→ Problem to solve:
Reproduce verbatim every line from the start of the records through the line containing "x-tick-label: 2019: [250, 573, 279, 583]", inclusive.

→ Material provided:
====================
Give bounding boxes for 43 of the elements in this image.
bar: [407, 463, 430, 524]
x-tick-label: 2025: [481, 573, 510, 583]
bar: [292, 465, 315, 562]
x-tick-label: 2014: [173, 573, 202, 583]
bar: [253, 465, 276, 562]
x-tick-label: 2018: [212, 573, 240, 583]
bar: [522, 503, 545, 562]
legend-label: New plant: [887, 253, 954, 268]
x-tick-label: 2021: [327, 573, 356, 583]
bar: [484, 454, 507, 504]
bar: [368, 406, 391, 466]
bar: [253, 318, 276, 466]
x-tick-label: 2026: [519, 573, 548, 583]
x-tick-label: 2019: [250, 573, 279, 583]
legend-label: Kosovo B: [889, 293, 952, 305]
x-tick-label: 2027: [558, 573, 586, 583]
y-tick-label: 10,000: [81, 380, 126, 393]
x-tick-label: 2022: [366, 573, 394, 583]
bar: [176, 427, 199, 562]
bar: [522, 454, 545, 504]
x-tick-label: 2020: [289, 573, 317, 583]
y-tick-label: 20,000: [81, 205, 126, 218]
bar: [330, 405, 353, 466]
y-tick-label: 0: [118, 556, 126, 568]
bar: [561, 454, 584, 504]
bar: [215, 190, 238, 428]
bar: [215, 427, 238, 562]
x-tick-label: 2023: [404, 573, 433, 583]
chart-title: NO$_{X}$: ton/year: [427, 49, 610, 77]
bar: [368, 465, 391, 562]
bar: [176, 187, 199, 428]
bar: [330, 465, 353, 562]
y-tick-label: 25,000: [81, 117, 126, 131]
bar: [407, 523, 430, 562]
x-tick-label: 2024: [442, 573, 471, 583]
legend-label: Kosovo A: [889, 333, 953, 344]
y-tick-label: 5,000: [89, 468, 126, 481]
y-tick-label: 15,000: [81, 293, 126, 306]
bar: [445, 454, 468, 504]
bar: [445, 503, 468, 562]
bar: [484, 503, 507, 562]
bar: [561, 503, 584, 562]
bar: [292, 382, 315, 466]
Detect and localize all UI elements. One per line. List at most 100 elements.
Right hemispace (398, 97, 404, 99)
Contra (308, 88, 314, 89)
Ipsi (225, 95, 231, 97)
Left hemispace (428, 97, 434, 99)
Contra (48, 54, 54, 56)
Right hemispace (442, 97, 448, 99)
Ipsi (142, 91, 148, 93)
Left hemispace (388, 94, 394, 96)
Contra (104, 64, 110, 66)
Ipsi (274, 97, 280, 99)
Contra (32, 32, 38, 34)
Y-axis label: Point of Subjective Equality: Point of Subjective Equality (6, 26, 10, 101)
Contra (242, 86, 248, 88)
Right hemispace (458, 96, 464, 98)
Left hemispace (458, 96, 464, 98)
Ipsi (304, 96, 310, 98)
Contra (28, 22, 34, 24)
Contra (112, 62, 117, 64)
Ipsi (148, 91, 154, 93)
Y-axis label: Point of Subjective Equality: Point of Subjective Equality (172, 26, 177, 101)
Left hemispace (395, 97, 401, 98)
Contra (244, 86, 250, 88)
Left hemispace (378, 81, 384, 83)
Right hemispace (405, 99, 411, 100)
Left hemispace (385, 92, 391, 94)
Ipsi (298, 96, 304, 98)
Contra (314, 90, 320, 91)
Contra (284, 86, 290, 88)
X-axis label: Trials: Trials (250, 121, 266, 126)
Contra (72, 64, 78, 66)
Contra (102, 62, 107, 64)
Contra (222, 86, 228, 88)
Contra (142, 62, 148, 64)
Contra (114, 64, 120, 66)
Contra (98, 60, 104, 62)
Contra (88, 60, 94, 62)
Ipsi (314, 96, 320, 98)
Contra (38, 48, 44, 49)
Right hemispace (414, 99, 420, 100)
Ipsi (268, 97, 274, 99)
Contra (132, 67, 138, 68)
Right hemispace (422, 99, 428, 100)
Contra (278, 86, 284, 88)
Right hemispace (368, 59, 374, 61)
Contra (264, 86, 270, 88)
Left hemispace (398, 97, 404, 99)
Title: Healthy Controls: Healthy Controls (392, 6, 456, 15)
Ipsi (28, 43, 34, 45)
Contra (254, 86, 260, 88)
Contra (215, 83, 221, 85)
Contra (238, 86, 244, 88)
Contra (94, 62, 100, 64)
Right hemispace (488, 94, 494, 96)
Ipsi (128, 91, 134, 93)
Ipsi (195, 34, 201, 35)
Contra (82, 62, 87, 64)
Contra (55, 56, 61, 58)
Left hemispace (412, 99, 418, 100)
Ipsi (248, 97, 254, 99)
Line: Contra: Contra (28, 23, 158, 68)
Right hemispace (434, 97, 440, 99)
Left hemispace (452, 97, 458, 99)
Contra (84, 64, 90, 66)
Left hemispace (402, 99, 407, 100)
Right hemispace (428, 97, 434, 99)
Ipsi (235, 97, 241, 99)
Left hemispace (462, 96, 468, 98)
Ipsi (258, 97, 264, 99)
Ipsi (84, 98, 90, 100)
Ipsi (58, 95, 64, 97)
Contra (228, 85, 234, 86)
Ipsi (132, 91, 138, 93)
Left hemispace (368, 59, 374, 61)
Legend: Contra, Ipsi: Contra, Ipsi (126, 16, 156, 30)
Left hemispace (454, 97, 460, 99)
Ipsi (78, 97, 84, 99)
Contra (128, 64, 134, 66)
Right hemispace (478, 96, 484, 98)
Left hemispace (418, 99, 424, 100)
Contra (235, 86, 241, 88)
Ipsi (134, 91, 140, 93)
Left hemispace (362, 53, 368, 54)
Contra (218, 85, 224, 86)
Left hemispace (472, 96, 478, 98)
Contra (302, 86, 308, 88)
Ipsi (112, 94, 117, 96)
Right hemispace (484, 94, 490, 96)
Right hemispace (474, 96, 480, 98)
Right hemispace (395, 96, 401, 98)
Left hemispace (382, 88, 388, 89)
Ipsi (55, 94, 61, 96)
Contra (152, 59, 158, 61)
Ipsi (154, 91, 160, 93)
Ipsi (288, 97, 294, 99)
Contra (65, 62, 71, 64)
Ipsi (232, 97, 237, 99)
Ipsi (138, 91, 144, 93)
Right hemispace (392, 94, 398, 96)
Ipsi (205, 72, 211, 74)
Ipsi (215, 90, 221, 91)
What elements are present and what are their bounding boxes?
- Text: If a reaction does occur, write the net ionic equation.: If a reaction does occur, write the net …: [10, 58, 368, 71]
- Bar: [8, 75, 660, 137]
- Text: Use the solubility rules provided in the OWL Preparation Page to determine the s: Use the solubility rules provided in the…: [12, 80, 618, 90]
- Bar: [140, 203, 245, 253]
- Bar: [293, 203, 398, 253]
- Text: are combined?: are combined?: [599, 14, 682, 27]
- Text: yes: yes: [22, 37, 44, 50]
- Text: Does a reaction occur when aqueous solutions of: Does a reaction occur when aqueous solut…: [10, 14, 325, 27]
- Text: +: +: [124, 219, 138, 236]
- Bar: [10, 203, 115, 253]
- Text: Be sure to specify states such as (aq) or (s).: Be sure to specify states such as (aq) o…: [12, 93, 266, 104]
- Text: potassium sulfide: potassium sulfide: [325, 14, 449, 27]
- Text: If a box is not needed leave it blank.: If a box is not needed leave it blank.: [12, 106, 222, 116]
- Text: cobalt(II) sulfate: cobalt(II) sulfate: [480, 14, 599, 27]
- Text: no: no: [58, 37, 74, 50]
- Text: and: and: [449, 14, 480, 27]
====================
→ Written answer:
Give bounding boxes for 43 of the elements in this image.
bar: [407, 463, 430, 524]
x-tick-label: 2025: [481, 573, 510, 583]
bar: [292, 465, 315, 562]
x-tick-label: 2014: [173, 573, 202, 583]
bar: [253, 465, 276, 562]
x-tick-label: 2018: [212, 573, 240, 583]
bar: [522, 503, 545, 562]
legend-label: New plant: [887, 253, 954, 268]
x-tick-label: 2021: [327, 573, 356, 583]
bar: [484, 454, 507, 504]
bar: [368, 406, 391, 466]
bar: [253, 318, 276, 466]
x-tick-label: 2026: [519, 573, 548, 583]
x-tick-label: 2019: [250, 573, 279, 583]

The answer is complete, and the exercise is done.